• _Short problem_
For the data below, work out how many lines contain the word "with" and supply only that number.

• _Entries provided_

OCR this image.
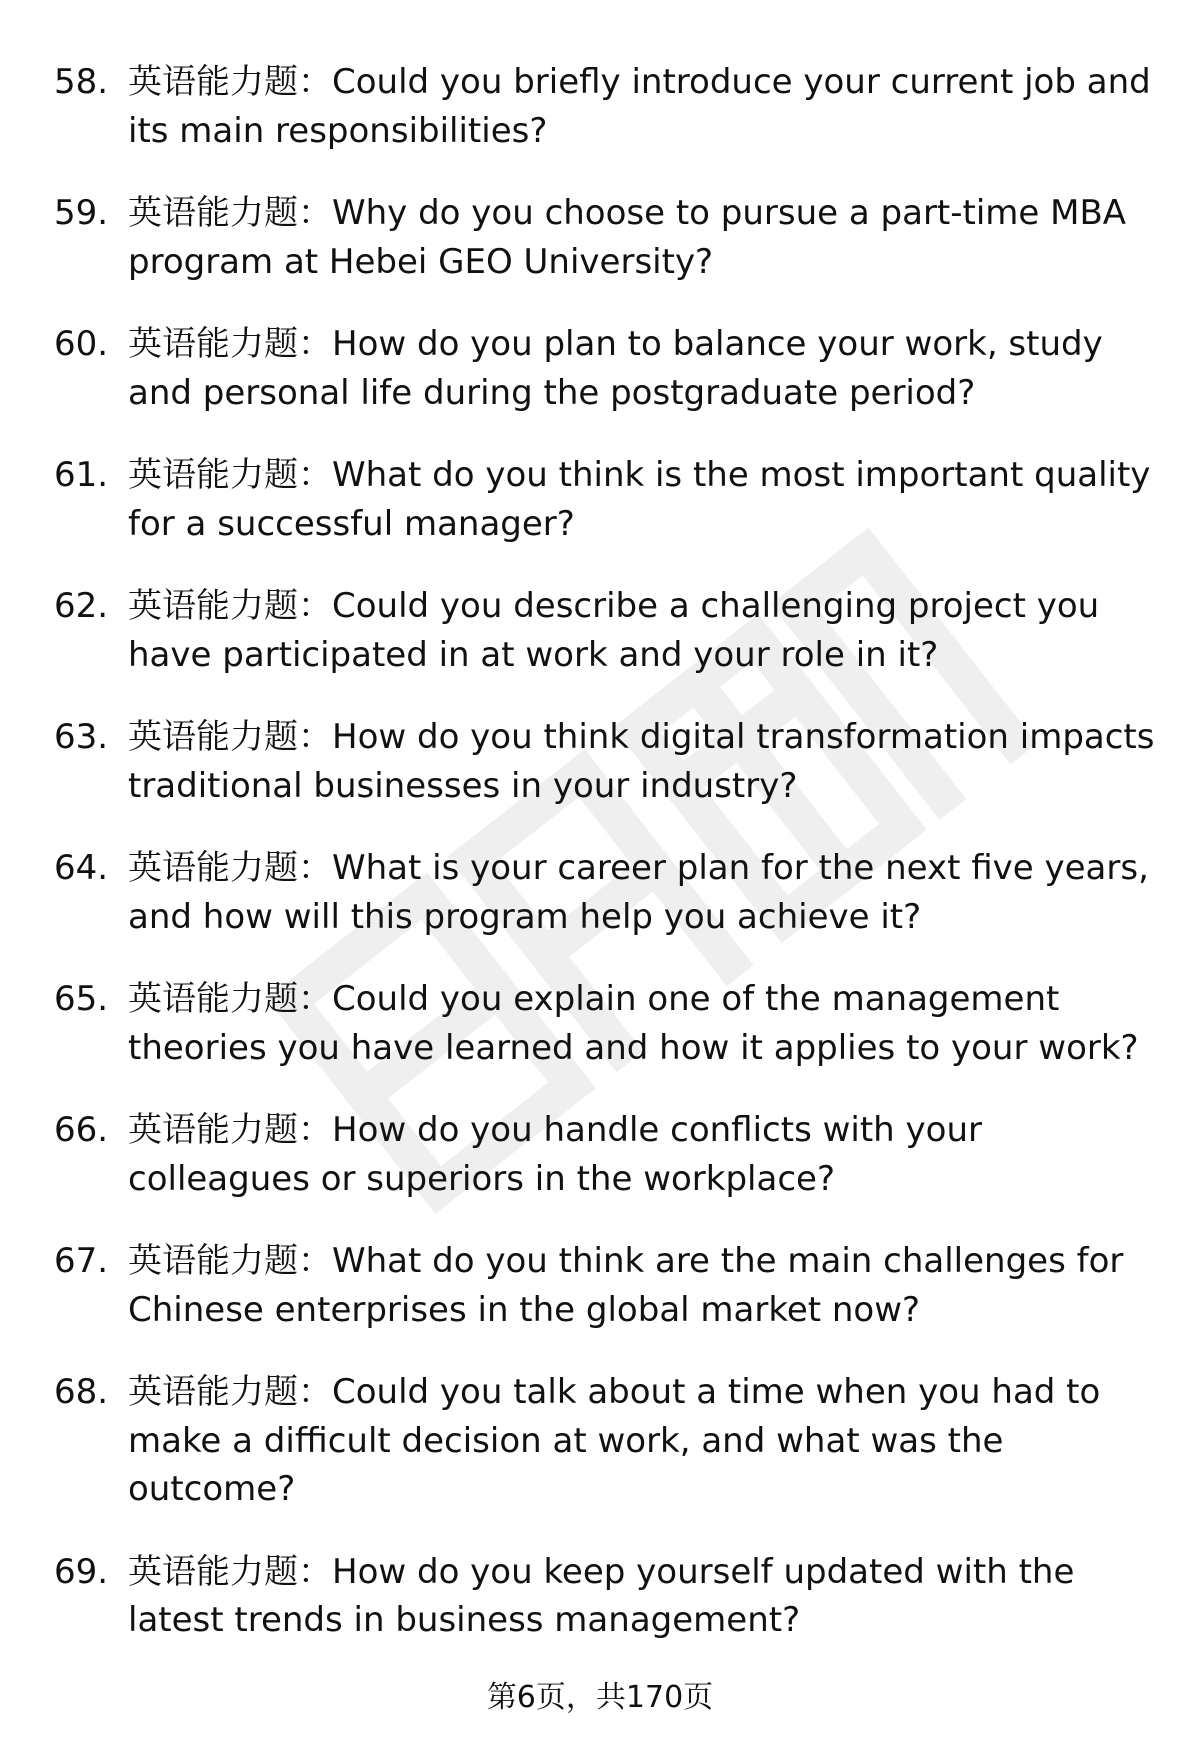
58. 英语能力题：Could you briefly introduce your current job and its main responsibilities?
59. 英语能力题：Why do you choose to pursue a part-time MBA program at Hebei GEO University?
60. 英语能力题：How do you plan to balance your work, study and personal life during the postgraduate period?
61. 英语能力题：What do you think is the most important quality for a successful manager?
62. 英语能力题：Could you describe a challenging project you have participated in at work and your role in it?
63. 英语能力题：How do you think digital transformation impacts traditional businesses in your industry?
64. 英语能力题：What is your career plan for the next five years, and how will this program help you achieve it?
65. 英语能力题：Could you explain one of the management theories you have learned and how it applies to your work?
66. 英语能力题：How do you handle conflicts with your colleagues or superiors in the workplace?
67. 英语能力题：What do you think are the main challenges for Chinese enterprises in the global market now?
68. 英语能力题：Could you talk about a time when you had to make a difficult decision at work, and what was the outcome?
69. 英语能力题：How do you keep yourself updated with the latest trends in business management?
第6页，共170页
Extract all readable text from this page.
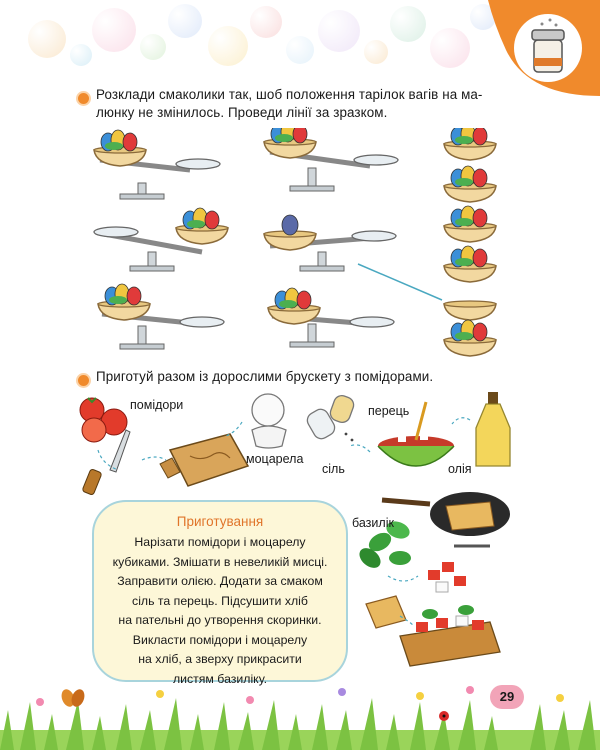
Розклади смаколики так, шоб положення тарілок вагів на ма-
люнку не змінилось. Проведи лінії за зразком.
Приготуй разом із дорослими брускету з помідорами.
помідори
моцарела
сіль
перець
олія
базилік
Приготування
Нарізати помідори і моцарелу
кубиками. Змішати в невеликій мисці.
Заправити олією. Додати за смаком
сіль та перець. Підсушити хліб
на пательні до утворення скоринки.
Викласти помідори і моцарелу
на хліб, а зверху прикрасити
листям базиліку.
29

• _Answer to this task_
2